Source records
—————
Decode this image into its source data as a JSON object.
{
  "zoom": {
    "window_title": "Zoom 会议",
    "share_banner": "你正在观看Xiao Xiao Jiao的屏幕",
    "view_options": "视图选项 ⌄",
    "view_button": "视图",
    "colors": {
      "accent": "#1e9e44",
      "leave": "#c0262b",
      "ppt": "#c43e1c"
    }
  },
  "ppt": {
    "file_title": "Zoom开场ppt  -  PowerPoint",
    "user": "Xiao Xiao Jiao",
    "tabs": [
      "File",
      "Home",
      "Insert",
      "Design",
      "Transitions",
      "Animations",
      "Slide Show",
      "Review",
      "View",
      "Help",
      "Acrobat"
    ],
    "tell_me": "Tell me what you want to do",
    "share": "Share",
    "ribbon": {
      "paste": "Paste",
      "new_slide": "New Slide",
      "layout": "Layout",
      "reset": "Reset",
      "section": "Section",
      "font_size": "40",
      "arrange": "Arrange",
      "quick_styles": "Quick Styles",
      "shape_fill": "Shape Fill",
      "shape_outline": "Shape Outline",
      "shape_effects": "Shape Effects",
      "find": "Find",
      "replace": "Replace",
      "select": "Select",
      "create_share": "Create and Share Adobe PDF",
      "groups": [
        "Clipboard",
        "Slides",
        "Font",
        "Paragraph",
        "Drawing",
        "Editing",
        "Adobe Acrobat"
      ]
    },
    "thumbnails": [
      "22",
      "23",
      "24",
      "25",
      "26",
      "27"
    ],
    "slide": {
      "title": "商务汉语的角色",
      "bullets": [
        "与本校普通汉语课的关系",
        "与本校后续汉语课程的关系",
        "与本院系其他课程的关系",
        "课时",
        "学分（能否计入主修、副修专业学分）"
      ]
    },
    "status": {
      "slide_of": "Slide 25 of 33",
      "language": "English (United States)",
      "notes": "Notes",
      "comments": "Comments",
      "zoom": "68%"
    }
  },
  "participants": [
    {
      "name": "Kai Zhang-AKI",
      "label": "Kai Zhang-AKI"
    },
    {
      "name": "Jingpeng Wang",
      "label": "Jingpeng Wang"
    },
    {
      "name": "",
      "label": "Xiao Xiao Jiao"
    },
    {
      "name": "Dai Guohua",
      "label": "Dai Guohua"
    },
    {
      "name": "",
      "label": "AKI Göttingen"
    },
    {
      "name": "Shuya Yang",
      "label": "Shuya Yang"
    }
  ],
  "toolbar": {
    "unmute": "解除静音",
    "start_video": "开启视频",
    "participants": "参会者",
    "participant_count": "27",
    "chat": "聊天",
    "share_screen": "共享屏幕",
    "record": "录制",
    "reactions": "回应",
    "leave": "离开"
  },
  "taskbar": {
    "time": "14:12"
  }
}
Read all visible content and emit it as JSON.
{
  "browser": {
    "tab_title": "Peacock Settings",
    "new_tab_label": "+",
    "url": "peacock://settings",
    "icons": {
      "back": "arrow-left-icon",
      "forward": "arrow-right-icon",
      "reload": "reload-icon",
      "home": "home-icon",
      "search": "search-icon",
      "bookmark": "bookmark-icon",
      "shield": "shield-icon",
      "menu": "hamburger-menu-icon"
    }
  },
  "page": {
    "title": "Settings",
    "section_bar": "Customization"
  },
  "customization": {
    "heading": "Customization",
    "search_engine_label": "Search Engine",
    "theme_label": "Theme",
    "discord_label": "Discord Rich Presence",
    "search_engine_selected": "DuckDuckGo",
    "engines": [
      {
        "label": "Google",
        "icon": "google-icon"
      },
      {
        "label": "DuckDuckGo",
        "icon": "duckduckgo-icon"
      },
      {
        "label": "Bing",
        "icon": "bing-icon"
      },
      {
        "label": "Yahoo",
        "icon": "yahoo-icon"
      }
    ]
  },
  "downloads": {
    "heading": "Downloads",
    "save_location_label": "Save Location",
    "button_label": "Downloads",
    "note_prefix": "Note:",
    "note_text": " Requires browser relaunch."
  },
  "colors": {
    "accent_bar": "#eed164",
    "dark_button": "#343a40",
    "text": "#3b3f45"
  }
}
—————
--- Written exercise ---
Each record above should be output again exactly.

--- Written answer ---
Decode this image into its source data as a JSON object.
{
  "zoom": {
    "window_title": "Zoom 会议",
    "share_banner": "你正在观看Xiao Xiao Jiao的屏幕",
    "view_options": "视图选项 ⌄",
    "view_button": "视图",
    "colors": {
      "accent": "#1e9e44",
      "leave": "#c0262b",
      "ppt": "#c43e1c"
    }
  },
  "ppt": {
    "file_title": "Zoom开场ppt  -  PowerPoint",
    "user": "Xiao Xiao Jiao",
    "tabs": [
      "File",
      "Home",
      "Insert",
      "Design",
      "Transitions",
      "Animations",
      "Slide Show",
      "Review",
      "View",
      "Help",
      "Acrobat"
    ],
    "tell_me": "Tell me what you want to do",
    "share": "Share",
    "ribbon": {
      "paste": "Paste",
      "new_slide": "New Slide",
      "layout": "Layout",
      "reset": "Reset",
      "section": "Section",
      "font_size": "40",
      "arrange": "Arrange",
      "quick_styles": "Quick Styles",
      "shape_fill": "Shape Fill",
      "shape_outline": "Shape Outline",
      "shape_effects": "Shape Effects",
      "find": "Find",
      "replace": "Replace",
      "select": "Select",
      "create_share": "Create and Share Adobe PDF",
      "groups": [
        "Clipboard",
        "Slides",
        "Font",
        "Paragraph",
        "Drawing",
        "Editing",
        "Adobe Acrobat"
      ]
    },
    "thumbnails": [
      "22",
      "23",
      "24",
      "25",
      "26",
      "27"
    ],
    "slide": {
      "title": "商务汉语的角色",
      "bullets": [
        "与本校普通汉语课的关系",
        "与本校后续汉语课程的关系",
        "与本院系其他课程的关系",
        "课时",
        "学分（能否计入主修、副修专业学分）"
      ]
    },
    "status": {
      "slide_of": "Slide 25 of 33",
      "language": "English (United States)",
      "notes": "Notes",
      "comments": "Comments",
      "zoom": "68%"
    }
  },
  "participants": [
    {
      "name": "Kai Zhang-AKI",
      "label": "Kai Zhang-AKI"
    },
    {
      "name": "Jingpeng Wang",
      "label": "Jingpeng Wang"
    },
    {
      "name": "",
      "label": "Xiao Xiao Jiao"
    },
    {
      "name": "Dai Guohua",
      "label": "Dai Guohua"
    },
    {
      "name": "",
      "label": "AKI Göttingen"
    },
    {
      "name": "Shuya Yang",
      "label": "Shuya Yang"
    }
  ],
  "toolbar": {
    "unmute": "解除静音",
    "start_video": "开启视频",
    "participants": "参会者",
    "participant_count": "27",
    "chat": "聊天",
    "share_screen": "共享屏幕",
    "record": "录制",
    "reactions": "回应",
    "leave": "离开"
  },
  "taskbar": {
    "time": "14:12"
  }
}
Read all visible content and emit it as JSON.
{
  "browser": {
    "tab_title": "Peacock Settings",
    "new_tab_label": "+",
    "url": "peacock://settings",
    "icons": {
      "back": "arrow-left-icon",
      "forward": "arrow-right-icon",
      "reload": "reload-icon",
      "home": "home-icon",
      "search": "search-icon",
      "bookmark": "bookmark-icon",
      "shield": "shield-icon",
      "menu": "hamburger-menu-icon"
    }
  },
  "page": {
    "title": "Settings",
    "section_bar": "Customization"
  },
  "customization": {
    "heading": "Customization",
    "search_engine_label": "Search Engine",
    "theme_label": "Theme",
    "discord_label": "Discord Rich Presence",
    "search_engine_selected": "DuckDuckGo",
    "engines": [
      {
        "label": "Google",
        "icon": "google-icon"
      },
      {
        "label": "DuckDuckGo",
        "icon": "duckduckgo-icon"
      },
      {
        "label": "Bing",
        "icon": "bing-icon"
      },
      {
        "label": "Yahoo",
        "icon": "yahoo-icon"
      }
    ]
  },
  "downloads": {
    "heading": "Downloads",
    "save_location_label": "Save Location",
    "button_label": "Downloads",
    "note_prefix": "Note:",
    "note_text": " Requires browser relaunch."
  },
  "colors": {
    "accent_bar": "#eed164",
    "dark_button": "#343a40",
    "text": "#3b3f45"
  }
}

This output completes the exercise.